_Instruction_
Every line that includes the word "Computing" is to be listed.

+++ Record list

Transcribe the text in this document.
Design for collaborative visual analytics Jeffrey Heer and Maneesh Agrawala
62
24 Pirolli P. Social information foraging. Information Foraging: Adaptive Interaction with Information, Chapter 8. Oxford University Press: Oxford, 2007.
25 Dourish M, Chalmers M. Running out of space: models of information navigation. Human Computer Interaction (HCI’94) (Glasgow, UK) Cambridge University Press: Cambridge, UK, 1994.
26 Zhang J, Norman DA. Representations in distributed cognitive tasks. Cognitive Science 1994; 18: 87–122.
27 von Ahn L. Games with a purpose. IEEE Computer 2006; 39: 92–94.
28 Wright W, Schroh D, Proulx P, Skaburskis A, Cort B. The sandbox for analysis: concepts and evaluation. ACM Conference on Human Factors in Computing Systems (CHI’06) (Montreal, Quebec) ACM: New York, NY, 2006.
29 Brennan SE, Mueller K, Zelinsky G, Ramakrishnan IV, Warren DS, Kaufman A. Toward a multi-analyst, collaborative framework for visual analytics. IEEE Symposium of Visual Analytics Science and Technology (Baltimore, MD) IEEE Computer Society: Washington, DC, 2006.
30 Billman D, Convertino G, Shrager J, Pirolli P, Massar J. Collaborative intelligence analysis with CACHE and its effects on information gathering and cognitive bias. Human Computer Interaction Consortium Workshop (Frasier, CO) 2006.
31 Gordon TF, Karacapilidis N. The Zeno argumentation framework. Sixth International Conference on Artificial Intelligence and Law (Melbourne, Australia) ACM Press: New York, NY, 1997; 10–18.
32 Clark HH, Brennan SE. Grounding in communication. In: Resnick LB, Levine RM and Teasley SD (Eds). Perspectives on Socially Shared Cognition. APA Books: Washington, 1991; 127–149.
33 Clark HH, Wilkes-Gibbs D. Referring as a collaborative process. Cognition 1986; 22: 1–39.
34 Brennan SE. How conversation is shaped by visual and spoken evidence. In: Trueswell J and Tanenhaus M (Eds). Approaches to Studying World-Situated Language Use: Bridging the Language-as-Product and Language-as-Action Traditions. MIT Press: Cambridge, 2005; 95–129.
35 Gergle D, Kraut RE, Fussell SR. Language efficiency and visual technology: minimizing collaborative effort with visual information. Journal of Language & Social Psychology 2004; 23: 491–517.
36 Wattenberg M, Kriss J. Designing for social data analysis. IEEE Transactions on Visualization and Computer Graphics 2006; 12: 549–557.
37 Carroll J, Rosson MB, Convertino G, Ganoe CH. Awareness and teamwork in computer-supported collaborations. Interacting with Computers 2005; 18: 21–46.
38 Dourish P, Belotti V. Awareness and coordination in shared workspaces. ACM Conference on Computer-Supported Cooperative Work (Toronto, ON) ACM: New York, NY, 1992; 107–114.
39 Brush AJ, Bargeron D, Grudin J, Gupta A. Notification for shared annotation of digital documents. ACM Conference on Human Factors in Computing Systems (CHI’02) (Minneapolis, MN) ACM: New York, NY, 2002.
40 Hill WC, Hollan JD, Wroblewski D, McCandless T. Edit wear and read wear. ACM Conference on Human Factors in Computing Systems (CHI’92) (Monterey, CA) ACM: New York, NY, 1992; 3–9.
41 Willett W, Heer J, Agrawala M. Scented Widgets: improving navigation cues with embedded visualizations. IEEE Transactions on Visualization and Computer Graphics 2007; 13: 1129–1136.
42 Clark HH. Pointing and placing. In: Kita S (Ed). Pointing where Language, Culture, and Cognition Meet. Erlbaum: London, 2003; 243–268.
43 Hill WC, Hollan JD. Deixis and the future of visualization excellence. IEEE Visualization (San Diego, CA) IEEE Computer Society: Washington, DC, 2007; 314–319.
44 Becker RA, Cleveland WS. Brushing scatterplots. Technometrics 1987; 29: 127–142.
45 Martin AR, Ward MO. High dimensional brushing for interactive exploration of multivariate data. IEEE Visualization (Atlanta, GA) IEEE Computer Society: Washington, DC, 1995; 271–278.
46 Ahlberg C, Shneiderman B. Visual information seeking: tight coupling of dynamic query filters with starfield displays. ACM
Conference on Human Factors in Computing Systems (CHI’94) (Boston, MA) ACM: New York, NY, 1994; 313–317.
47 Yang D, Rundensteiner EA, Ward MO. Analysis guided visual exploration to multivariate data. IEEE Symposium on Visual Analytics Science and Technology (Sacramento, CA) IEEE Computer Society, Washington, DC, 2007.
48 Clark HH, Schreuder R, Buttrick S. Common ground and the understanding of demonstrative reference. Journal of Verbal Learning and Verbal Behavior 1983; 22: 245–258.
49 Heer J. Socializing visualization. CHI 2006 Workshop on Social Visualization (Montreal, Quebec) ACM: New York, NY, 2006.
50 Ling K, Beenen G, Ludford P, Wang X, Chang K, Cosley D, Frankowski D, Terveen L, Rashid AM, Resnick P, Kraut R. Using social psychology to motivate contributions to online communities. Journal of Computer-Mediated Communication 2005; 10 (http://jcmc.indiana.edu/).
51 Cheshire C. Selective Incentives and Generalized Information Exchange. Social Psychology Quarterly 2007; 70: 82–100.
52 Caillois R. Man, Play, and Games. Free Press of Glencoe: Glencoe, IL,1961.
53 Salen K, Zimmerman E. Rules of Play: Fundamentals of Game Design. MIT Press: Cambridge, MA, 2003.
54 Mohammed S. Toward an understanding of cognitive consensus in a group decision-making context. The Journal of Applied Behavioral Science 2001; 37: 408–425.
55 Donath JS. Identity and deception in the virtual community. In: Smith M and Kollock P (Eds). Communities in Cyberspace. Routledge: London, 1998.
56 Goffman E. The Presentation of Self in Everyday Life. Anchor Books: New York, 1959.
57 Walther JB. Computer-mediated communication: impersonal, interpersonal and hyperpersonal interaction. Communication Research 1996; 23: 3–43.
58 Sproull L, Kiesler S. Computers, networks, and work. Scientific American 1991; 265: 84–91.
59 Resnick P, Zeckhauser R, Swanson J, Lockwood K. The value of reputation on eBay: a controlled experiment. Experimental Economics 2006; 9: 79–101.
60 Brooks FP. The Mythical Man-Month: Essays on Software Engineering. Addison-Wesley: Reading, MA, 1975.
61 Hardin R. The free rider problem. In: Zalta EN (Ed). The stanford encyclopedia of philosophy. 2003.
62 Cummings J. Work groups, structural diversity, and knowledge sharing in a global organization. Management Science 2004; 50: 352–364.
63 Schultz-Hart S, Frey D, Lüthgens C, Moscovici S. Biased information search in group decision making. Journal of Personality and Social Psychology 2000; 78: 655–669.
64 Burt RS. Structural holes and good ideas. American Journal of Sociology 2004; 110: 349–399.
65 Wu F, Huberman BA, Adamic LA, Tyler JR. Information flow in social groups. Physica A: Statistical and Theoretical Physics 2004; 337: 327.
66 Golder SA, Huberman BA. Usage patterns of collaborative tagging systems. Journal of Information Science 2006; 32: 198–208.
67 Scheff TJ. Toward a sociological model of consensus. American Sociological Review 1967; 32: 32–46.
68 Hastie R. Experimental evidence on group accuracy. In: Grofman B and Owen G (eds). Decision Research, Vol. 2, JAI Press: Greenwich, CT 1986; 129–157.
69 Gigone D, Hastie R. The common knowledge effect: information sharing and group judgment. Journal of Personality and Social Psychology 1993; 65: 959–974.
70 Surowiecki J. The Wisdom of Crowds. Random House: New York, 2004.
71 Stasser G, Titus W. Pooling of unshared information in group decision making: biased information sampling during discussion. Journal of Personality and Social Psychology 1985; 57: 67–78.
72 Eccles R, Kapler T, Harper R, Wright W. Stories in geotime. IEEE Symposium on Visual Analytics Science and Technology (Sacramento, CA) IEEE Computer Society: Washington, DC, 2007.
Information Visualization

++++++

_Result_
28 Wright W, Schroh D, Proulx P, Skaburskis A, Cort B. The sandbox for analysis: concepts and evaluation. ACM Conference on Human Factors in Computing Systems (CHI’06) (Montreal, Quebec) ACM: New York, NY, 2006.
39 Brush AJ, Bargeron D, Grudin J, Gupta A. Notification for shared annotation of digital documents. ACM Conference on Human Factors in Computing Systems (CHI’02) (Minneapolis, MN) ACM: New York, NY, 2002.
40 Hill WC, Hollan JD, Wroblewski D, McCandless T. Edit wear and read wear. ACM Conference on Human Factors in Computing Systems (CHI’92) (Monterey, CA) ACM: New York, NY, 1992; 3–9.
Conference on Human Factors in Computing Systems (CHI’94) (Boston, MA) ACM: New York, NY, 1994; 313–317.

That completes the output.